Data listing

##############################

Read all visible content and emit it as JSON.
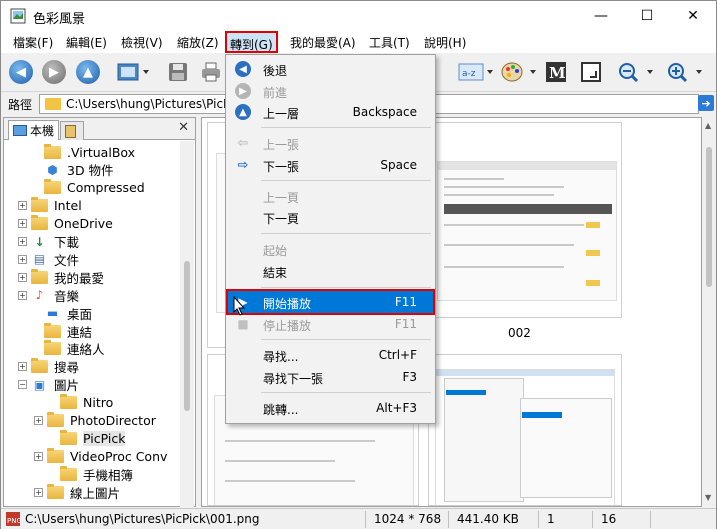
{
  "window": {
    "title": "色彩風景",
    "minimize": "—",
    "maximize": "☐",
    "close": "✕"
  },
  "menubar": [
    {
      "label": "檔案(F)"
    },
    {
      "label": "編輯(E)"
    },
    {
      "label": "檢視(V)"
    },
    {
      "label": "縮放(Z)"
    },
    {
      "label": "轉到(G)"
    },
    {
      "label": "我的最愛(A)"
    },
    {
      "label": "工具(T)"
    },
    {
      "label": "說明(H)"
    }
  ],
  "address": {
    "label": "路徑",
    "path": "C:\\Users\\hung\\Pictures\\PicPick\\"
  },
  "tabs": [
    {
      "label": "本機"
    },
    {
      "label": ""
    }
  ],
  "tree": [
    {
      "label": ".VirtualBox"
    },
    {
      "label": "3D 物件"
    },
    {
      "label": "Compressed"
    },
    {
      "label": "Intel"
    },
    {
      "label": "OneDrive"
    },
    {
      "label": "下載"
    },
    {
      "label": "文件"
    },
    {
      "label": "我的最愛"
    },
    {
      "label": "音樂"
    },
    {
      "label": "桌面"
    },
    {
      "label": "連結"
    },
    {
      "label": "連絡人"
    },
    {
      "label": "搜尋"
    },
    {
      "label": "圖片"
    },
    {
      "label": "Nitro"
    },
    {
      "label": "PhotoDirector"
    },
    {
      "label": "PicPick"
    },
    {
      "label": "VideoProc Conv"
    },
    {
      "label": "手機相簿"
    },
    {
      "label": "線上圖片"
    }
  ],
  "thumbnails": [
    {
      "label": "002"
    }
  ],
  "goto_menu": [
    {
      "label": "後退",
      "shortcut": "",
      "disabled": false
    },
    {
      "label": "前進",
      "shortcut": "",
      "disabled": true
    },
    {
      "label": "上一層",
      "shortcut": "Backspace",
      "disabled": false
    },
    {
      "label": "上一張",
      "shortcut": "",
      "disabled": true
    },
    {
      "label": "下一張",
      "shortcut": "Space",
      "disabled": false
    },
    {
      "label": "上一頁",
      "shortcut": "",
      "disabled": true
    },
    {
      "label": "下一頁",
      "shortcut": "",
      "disabled": false
    },
    {
      "label": "起始",
      "shortcut": "",
      "disabled": true
    },
    {
      "label": "結束",
      "shortcut": "",
      "disabled": false
    },
    {
      "label": "開始播放",
      "shortcut": "F11",
      "disabled": false
    },
    {
      "label": "停止播放",
      "shortcut": "F11",
      "disabled": true
    },
    {
      "label": "尋找...",
      "shortcut": "Ctrl+F",
      "disabled": false
    },
    {
      "label": "尋找下一張",
      "shortcut": "F3",
      "disabled": false
    },
    {
      "label": "跳轉...",
      "shortcut": "Alt+F3",
      "disabled": false
    }
  ],
  "status": {
    "path": "C:\\Users\\hung\\Pictures\\PicPick\\001.png",
    "dimensions": "1024 * 768",
    "size": "441.40 KB",
    "index": "1",
    "count": "16"
  },
  "colors": {
    "accent": "#0078d7",
    "highlight_border": "#e00000",
    "menu_active": "#cce4f7"
  }
}
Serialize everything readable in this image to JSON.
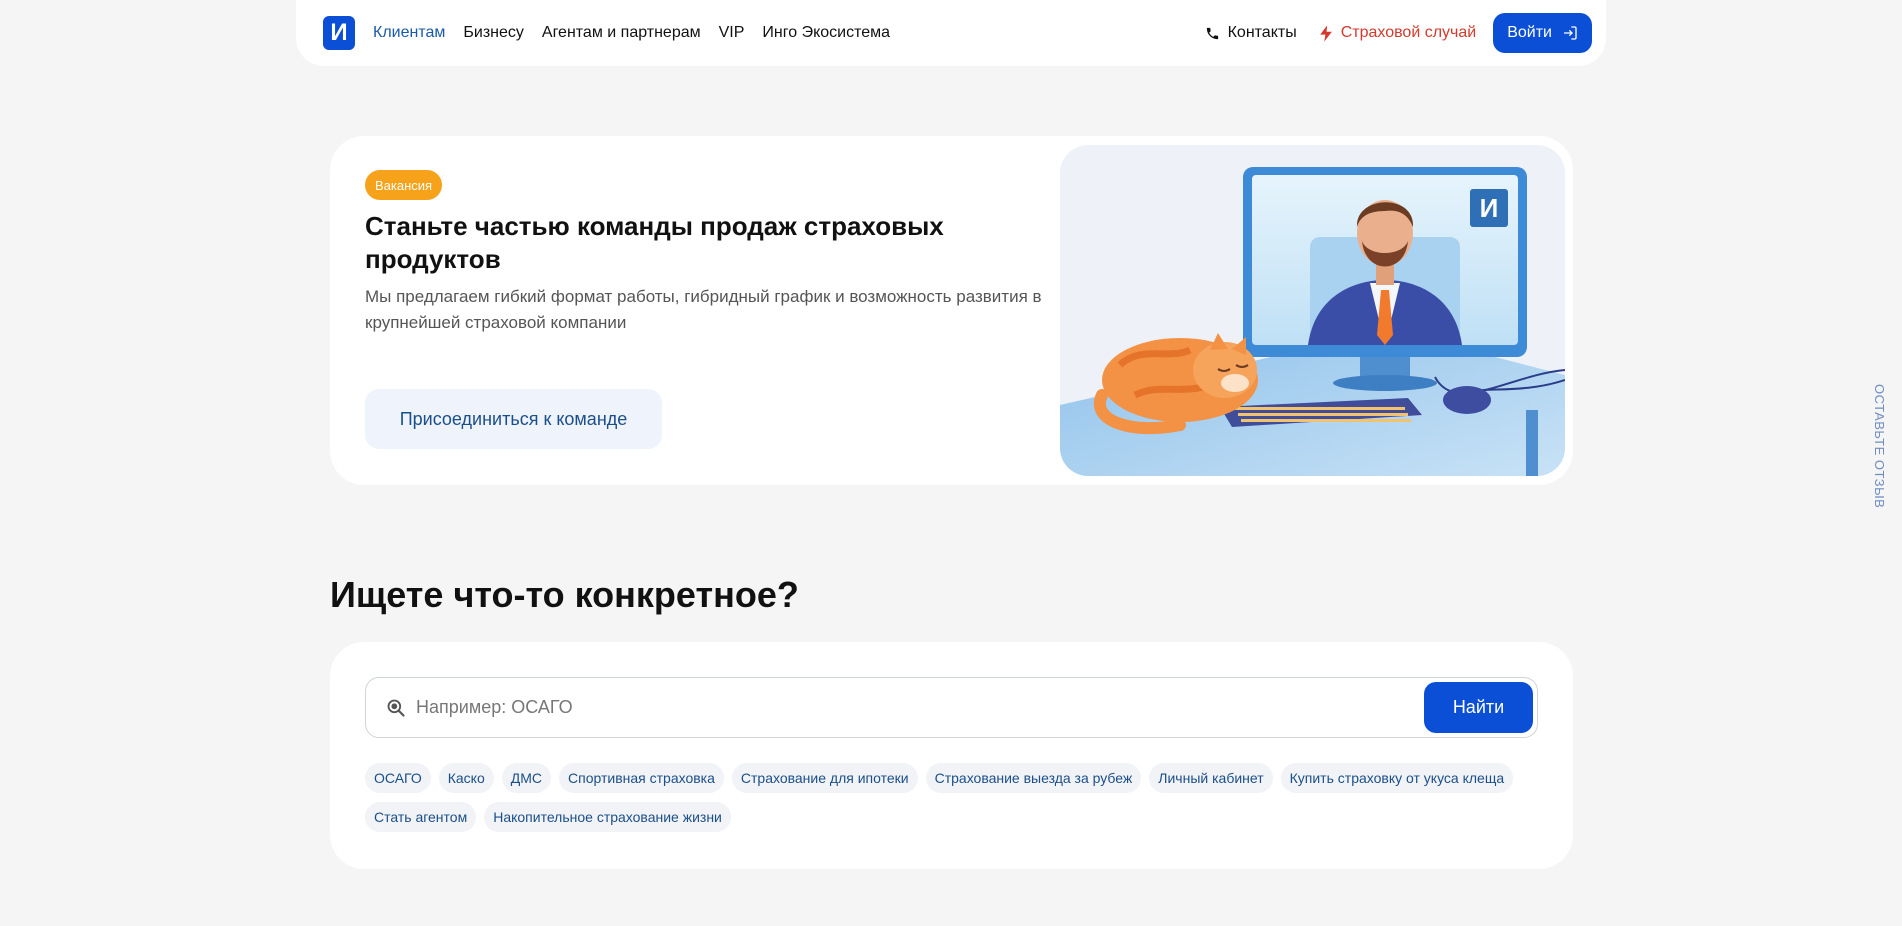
{
  "nav": {
    "logo_letter": "И",
    "links": [
      "Клиентам",
      "Бизнесу",
      "Агентам и партнерам",
      "VIP",
      "Инго Экосистема"
    ],
    "contacts": "Контакты",
    "claim": "Страховой случай",
    "login": "Войти"
  },
  "hero": {
    "badge": "Вакансия",
    "title": "Станьте частью команды продаж страховых продуктов",
    "subtitle": "Мы предлагаем гибкий формат работы, гибридный график и возможность развития в крупнейшей страховой компании",
    "button": "Присоединиться к команде",
    "screen_logo": "И"
  },
  "search": {
    "title": "Ищете что-то конкретное?",
    "placeholder": "Например: ОСАГО",
    "button": "Найти",
    "chips": [
      "ОСАГО",
      "Каско",
      "ДМС",
      "Спортивная страховка",
      "Страхование для ипотеки",
      "Страхование выезда за рубеж",
      "Личный кабинет",
      "Купить страховку от укуса клеща",
      "Стать агентом",
      "Накопительное страхование жизни"
    ]
  },
  "feedback": "ОСТАВЬТЕ ОТЗЫВ",
  "colors": {
    "primary": "#0b4fd6",
    "accent_link": "#1b5aa8",
    "claim": "#d33a2c",
    "badge": "#f6a21a",
    "background": "#f5f5f5"
  }
}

##############################

● What this task involves: The material above must be printed exactly, with its pictures left out.

● Answer to the task:
Read all visible content and emit it as JSON.
{
  "window": {
    "title": "色彩風景",
    "minimize": "—",
    "maximize": "☐",
    "close": "✕"
  },
  "menubar": [
    {
      "label": "檔案(F)"
    },
    {
      "label": "編輯(E)"
    },
    {
      "label": "檢視(V)"
    },
    {
      "label": "縮放(Z)"
    },
    {
      "label": "轉到(G)"
    },
    {
      "label": "我的最愛(A)"
    },
    {
      "label": "工具(T)"
    },
    {
      "label": "說明(H)"
    }
  ],
  "address": {
    "label": "路徑",
    "path": "C:\\Users\\hung\\Pictures\\PicPick\\"
  },
  "tabs": [
    {
      "label": "本機"
    },
    {
      "label": ""
    }
  ],
  "tree": [
    {
      "label": ".VirtualBox"
    },
    {
      "label": "3D 物件"
    },
    {
      "label": "Compressed"
    },
    {
      "label": "Intel"
    },
    {
      "label": "OneDrive"
    },
    {
      "label": "下載"
    },
    {
      "label": "文件"
    },
    {
      "label": "我的最愛"
    },
    {
      "label": "音樂"
    },
    {
      "label": "桌面"
    },
    {
      "label": "連結"
    },
    {
      "label": "連絡人"
    },
    {
      "label": "搜尋"
    },
    {
      "label": "圖片"
    },
    {
      "label": "Nitro"
    },
    {
      "label": "PhotoDirector"
    },
    {
      "label": "PicPick"
    },
    {
      "label": "VideoProc Conv"
    },
    {
      "label": "手機相簿"
    },
    {
      "label": "線上圖片"
    }
  ],
  "thumbnails": [
    {
      "label": "002"
    }
  ],
  "goto_menu": [
    {
      "label": "後退",
      "shortcut": "",
      "disabled": false
    },
    {
      "label": "前進",
      "shortcut": "",
      "disabled": true
    },
    {
      "label": "上一層",
      "shortcut": "Backspace",
      "disabled": false
    },
    {
      "label": "上一張",
      "shortcut": "",
      "disabled": true
    },
    {
      "label": "下一張",
      "shortcut": "Space",
      "disabled": false
    },
    {
      "label": "上一頁",
      "shortcut": "",
      "disabled": true
    },
    {
      "label": "下一頁",
      "shortcut": "",
      "disabled": false
    },
    {
      "label": "起始",
      "shortcut": "",
      "disabled": true
    },
    {
      "label": "結束",
      "shortcut": "",
      "disabled": false
    },
    {
      "label": "開始播放",
      "shortcut": "F11",
      "disabled": false
    },
    {
      "label": "停止播放",
      "shortcut": "F11",
      "disabled": true
    },
    {
      "label": "尋找...",
      "shortcut": "Ctrl+F",
      "disabled": false
    },
    {
      "label": "尋找下一張",
      "shortcut": "F3",
      "disabled": false
    },
    {
      "label": "跳轉...",
      "shortcut": "Alt+F3",
      "disabled": false
    }
  ],
  "status": {
    "path": "C:\\Users\\hung\\Pictures\\PicPick\\001.png",
    "dimensions": "1024 * 768",
    "size": "441.40 KB",
    "index": "1",
    "count": "16"
  },
  "colors": {
    "accent": "#0078d7",
    "highlight_border": "#e00000",
    "menu_active": "#cce4f7"
  }
}
Serialize everything readable in this image to JSON.
{
  "nav": {
    "logo_letter": "И",
    "links": [
      "Клиентам",
      "Бизнесу",
      "Агентам и партнерам",
      "VIP",
      "Инго Экосистема"
    ],
    "contacts": "Контакты",
    "claim": "Страховой случай",
    "login": "Войти"
  },
  "hero": {
    "badge": "Вакансия",
    "title": "Станьте частью команды продаж страховых продуктов",
    "subtitle": "Мы предлагаем гибкий формат работы, гибридный график и возможность развития в крупнейшей страховой компании",
    "button": "Присоединиться к команде",
    "screen_logo": "И"
  },
  "search": {
    "title": "Ищете что-то конкретное?",
    "placeholder": "Например: ОСАГО",
    "button": "Найти",
    "chips": [
      "ОСАГО",
      "Каско",
      "ДМС",
      "Спортивная страховка",
      "Страхование для ипотеки",
      "Страхование выезда за рубеж",
      "Личный кабинет",
      "Купить страховку от укуса клеща",
      "Стать агентом",
      "Накопительное страхование жизни"
    ]
  },
  "feedback": "ОСТАВЬТЕ ОТЗЫВ",
  "colors": {
    "primary": "#0b4fd6",
    "accent_link": "#1b5aa8",
    "claim": "#d33a2c",
    "badge": "#f6a21a",
    "background": "#f5f5f5"
  }
}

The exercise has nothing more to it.